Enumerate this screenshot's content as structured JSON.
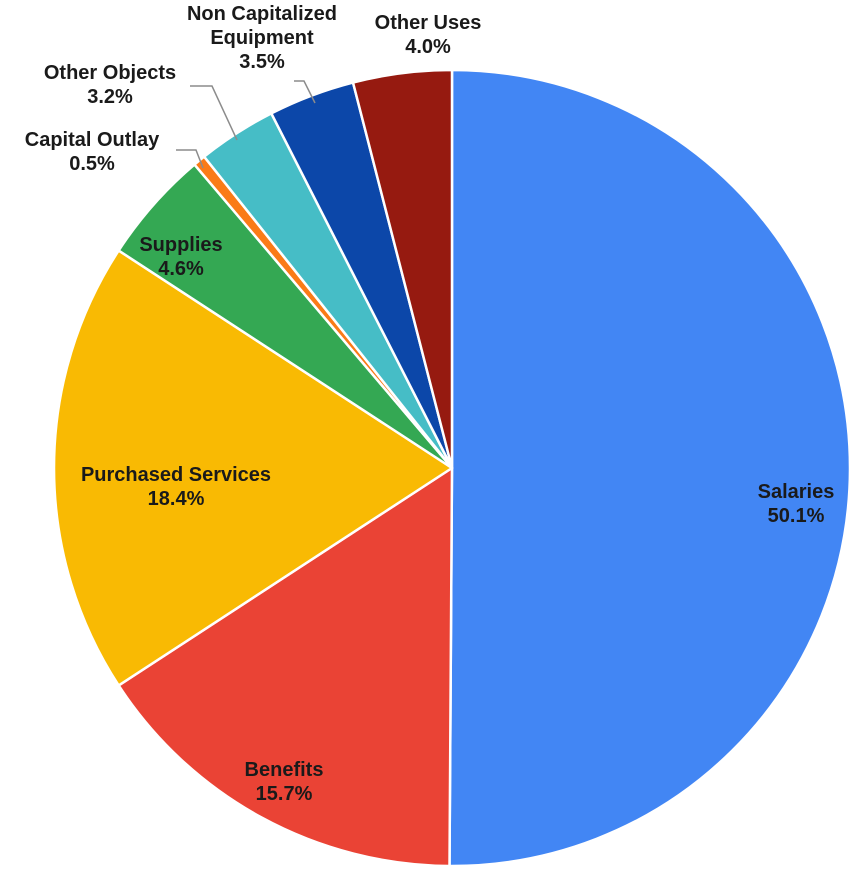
{
  "chart_data": {
    "type": "pie",
    "title": "",
    "slices": [
      {
        "label": "Salaries",
        "value": 50.1,
        "value_label": "50.1%",
        "color": "#4286F4"
      },
      {
        "label": "Benefits",
        "value": 15.7,
        "value_label": "15.7%",
        "color": "#EA4335"
      },
      {
        "label": "Purchased Services",
        "value": 18.4,
        "value_label": "18.4%",
        "color": "#F9BA03"
      },
      {
        "label": "Supplies",
        "value": 4.6,
        "value_label": "4.6%",
        "color": "#34A853"
      },
      {
        "label": "Capital Outlay",
        "value": 0.5,
        "value_label": "0.5%",
        "color": "#FA7B17"
      },
      {
        "label": "Other Objects",
        "value": 3.2,
        "value_label": "3.2%",
        "color": "#46BDC6"
      },
      {
        "label": "Non Capitalized Equipment",
        "value": 3.5,
        "value_label": "3.5%",
        "color": "#0C47A9"
      },
      {
        "label": "Other Uses",
        "value": 4.0,
        "value_label": "4.0%",
        "color": "#961A10"
      }
    ],
    "direction": "clockwise",
    "start_angle": "12 o'clock",
    "slice_border_color": "#ffffff",
    "legend": "none"
  }
}
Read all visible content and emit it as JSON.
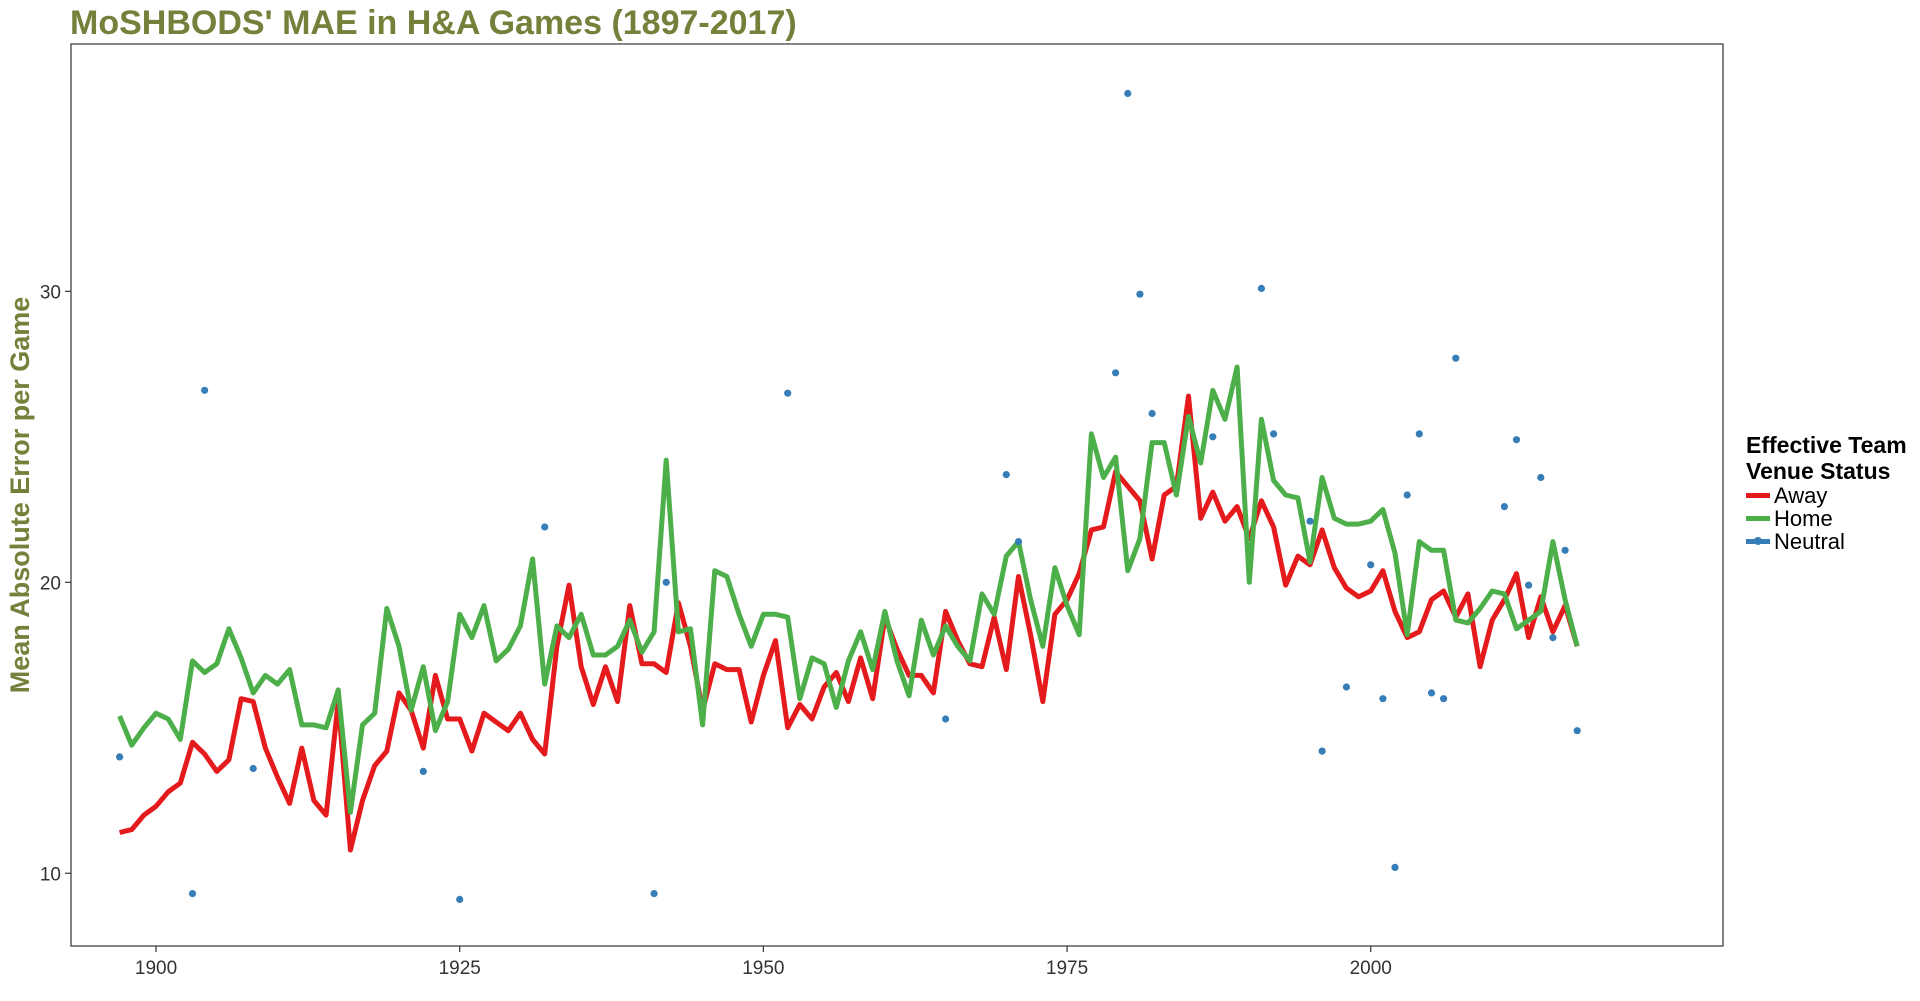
{
  "chart_data": {
    "type": "line",
    "title": "MoSHBODS' MAE in H&A Games (1897-2017)",
    "xlabel": "",
    "ylabel": "Mean Absolute Error per Game",
    "xlim": [
      1893,
      2029
    ],
    "ylim": [
      7.5,
      38.5
    ],
    "x_ticks": [
      1900,
      1925,
      1950,
      1975,
      2000
    ],
    "y_ticks": [
      10,
      20,
      30
    ],
    "grid": false,
    "legend": {
      "title": "Effective Team Venue Status",
      "title_lines": [
        "Effective Team",
        "Venue Status"
      ],
      "position": "right"
    },
    "series": [
      {
        "name": "Away",
        "color": "#e41a1c",
        "style": "line",
        "x": [
          1897,
          1898,
          1899,
          1900,
          1901,
          1902,
          1903,
          1904,
          1905,
          1906,
          1907,
          1908,
          1909,
          1910,
          1911,
          1912,
          1913,
          1914,
          1915,
          1916,
          1917,
          1918,
          1919,
          1920,
          1921,
          1922,
          1923,
          1924,
          1925,
          1926,
          1927,
          1928,
          1929,
          1930,
          1931,
          1932,
          1933,
          1934,
          1935,
          1936,
          1937,
          1938,
          1939,
          1940,
          1941,
          1942,
          1943,
          1944,
          1945,
          1946,
          1947,
          1948,
          1949,
          1950,
          1951,
          1952,
          1953,
          1954,
          1955,
          1956,
          1957,
          1958,
          1959,
          1960,
          1961,
          1962,
          1963,
          1964,
          1965,
          1966,
          1967,
          1968,
          1969,
          1970,
          1971,
          1972,
          1973,
          1974,
          1975,
          1976,
          1977,
          1978,
          1979,
          1980,
          1981,
          1982,
          1983,
          1984,
          1985,
          1986,
          1987,
          1988,
          1989,
          1990,
          1991,
          1992,
          1993,
          1994,
          1995,
          1996,
          1997,
          1998,
          1999,
          2000,
          2001,
          2002,
          2003,
          2004,
          2005,
          2006,
          2007,
          2008,
          2009,
          2010,
          2011,
          2012,
          2013,
          2014,
          2015,
          2016,
          2017
        ],
        "values": [
          11.4,
          11.5,
          12.0,
          12.3,
          12.8,
          13.1,
          14.5,
          14.1,
          13.5,
          13.9,
          16.0,
          15.9,
          14.3,
          13.3,
          12.4,
          14.3,
          12.5,
          12.0,
          15.9,
          10.8,
          12.5,
          13.7,
          14.2,
          16.2,
          15.6,
          14.3,
          16.8,
          15.3,
          15.3,
          14.2,
          15.5,
          15.2,
          14.9,
          15.5,
          14.6,
          14.1,
          17.8,
          19.9,
          17.1,
          15.8,
          17.1,
          15.9,
          19.2,
          17.2,
          17.2,
          16.9,
          19.3,
          17.8,
          15.6,
          17.2,
          17.0,
          17.0,
          15.2,
          16.8,
          18.0,
          15.0,
          15.8,
          15.3,
          16.4,
          16.9,
          15.9,
          17.4,
          16.0,
          18.8,
          17.7,
          16.8,
          16.8,
          16.2,
          19.0,
          18.0,
          17.2,
          17.1,
          18.8,
          17.0,
          20.2,
          18.2,
          15.9,
          18.9,
          19.4,
          20.3,
          21.8,
          21.9,
          23.8,
          23.3,
          22.8,
          20.8,
          23.0,
          23.3,
          26.4,
          22.2,
          23.1,
          22.1,
          22.6,
          21.5,
          22.8,
          21.9,
          19.9,
          20.9,
          20.6,
          21.8,
          20.5,
          19.8,
          19.5,
          19.7,
          20.4,
          19.0,
          18.1,
          18.3,
          19.4,
          19.7,
          18.8,
          19.6,
          17.1,
          18.7,
          19.4,
          20.3,
          18.1,
          19.5,
          18.3,
          19.2,
          17.8
        ]
      },
      {
        "name": "Home",
        "color": "#4daf4a",
        "style": "line",
        "x": [
          1897,
          1898,
          1899,
          1900,
          1901,
          1902,
          1903,
          1904,
          1905,
          1906,
          1907,
          1908,
          1909,
          1910,
          1911,
          1912,
          1913,
          1914,
          1915,
          1916,
          1917,
          1918,
          1919,
          1920,
          1921,
          1922,
          1923,
          1924,
          1925,
          1926,
          1927,
          1928,
          1929,
          1930,
          1931,
          1932,
          1933,
          1934,
          1935,
          1936,
          1937,
          1938,
          1939,
          1940,
          1941,
          1942,
          1943,
          1944,
          1945,
          1946,
          1947,
          1948,
          1949,
          1950,
          1951,
          1952,
          1953,
          1954,
          1955,
          1956,
          1957,
          1958,
          1959,
          1960,
          1961,
          1962,
          1963,
          1964,
          1965,
          1966,
          1967,
          1968,
          1969,
          1970,
          1971,
          1972,
          1973,
          1974,
          1975,
          1976,
          1977,
          1978,
          1979,
          1980,
          1981,
          1982,
          1983,
          1984,
          1985,
          1986,
          1987,
          1988,
          1989,
          1990,
          1991,
          1992,
          1993,
          1994,
          1995,
          1996,
          1997,
          1998,
          1999,
          2000,
          2001,
          2002,
          2003,
          2004,
          2005,
          2006,
          2007,
          2008,
          2009,
          2010,
          2011,
          2012,
          2013,
          2014,
          2015,
          2016,
          2017
        ],
        "values": [
          15.4,
          14.4,
          15.0,
          15.5,
          15.3,
          14.6,
          17.3,
          16.9,
          17.2,
          18.4,
          17.4,
          16.2,
          16.8,
          16.5,
          17.0,
          15.1,
          15.1,
          15.0,
          16.3,
          12.1,
          15.1,
          15.5,
          19.1,
          17.8,
          15.6,
          17.1,
          14.9,
          15.9,
          18.9,
          18.1,
          19.2,
          17.3,
          17.7,
          18.5,
          20.8,
          16.5,
          18.5,
          18.1,
          18.9,
          17.5,
          17.5,
          17.8,
          18.7,
          17.6,
          18.3,
          24.2,
          18.3,
          18.4,
          15.1,
          20.4,
          20.2,
          18.9,
          17.8,
          18.9,
          18.9,
          18.8,
          16.0,
          17.4,
          17.2,
          15.7,
          17.3,
          18.3,
          17.0,
          19.0,
          17.3,
          16.1,
          18.7,
          17.5,
          18.5,
          17.8,
          17.3,
          19.6,
          18.9,
          20.9,
          21.4,
          19.4,
          17.8,
          20.5,
          19.2,
          18.2,
          25.1,
          23.6,
          24.3,
          20.4,
          21.5,
          24.8,
          24.8,
          23.0,
          25.7,
          24.1,
          26.6,
          25.6,
          27.4,
          20.0,
          25.6,
          23.5,
          23.0,
          22.9,
          20.7,
          23.6,
          22.2,
          22.0,
          22.0,
          22.1,
          22.5,
          21.0,
          18.2,
          21.4,
          21.1,
          21.1,
          18.7,
          18.6,
          19.1,
          19.7,
          19.6,
          18.4,
          18.7,
          19.0,
          21.4,
          19.4,
          17.8
        ]
      },
      {
        "name": "Neutral",
        "color": "#377eb8",
        "style": "points",
        "x": [
          1897,
          1903,
          1904,
          1908,
          1922,
          1925,
          1932,
          1941,
          1942,
          1952,
          1965,
          1970,
          1971,
          1979,
          1980,
          1981,
          1982,
          1987,
          1991,
          1992,
          1995,
          1996,
          1998,
          2000,
          2001,
          2002,
          2003,
          2004,
          2005,
          2006,
          2007,
          2011,
          2012,
          2013,
          2014,
          2015,
          2016,
          2017
        ],
        "values": [
          14.0,
          9.3,
          26.6,
          13.6,
          13.5,
          9.1,
          21.9,
          9.3,
          20.0,
          26.5,
          15.3,
          23.7,
          21.4,
          27.2,
          36.8,
          29.9,
          25.8,
          25.0,
          30.1,
          25.1,
          22.1,
          14.2,
          16.4,
          20.6,
          16.0,
          10.2,
          23.0,
          25.1,
          16.2,
          16.0,
          27.7,
          22.6,
          24.9,
          19.9,
          23.6,
          18.1,
          21.1,
          14.9
        ]
      }
    ]
  }
}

Exercise description:
Where does the word "Effective" appear? Return each line that holds it.

Correct output:
      "title": "Effective Team Venue Status",
        "Effective Team",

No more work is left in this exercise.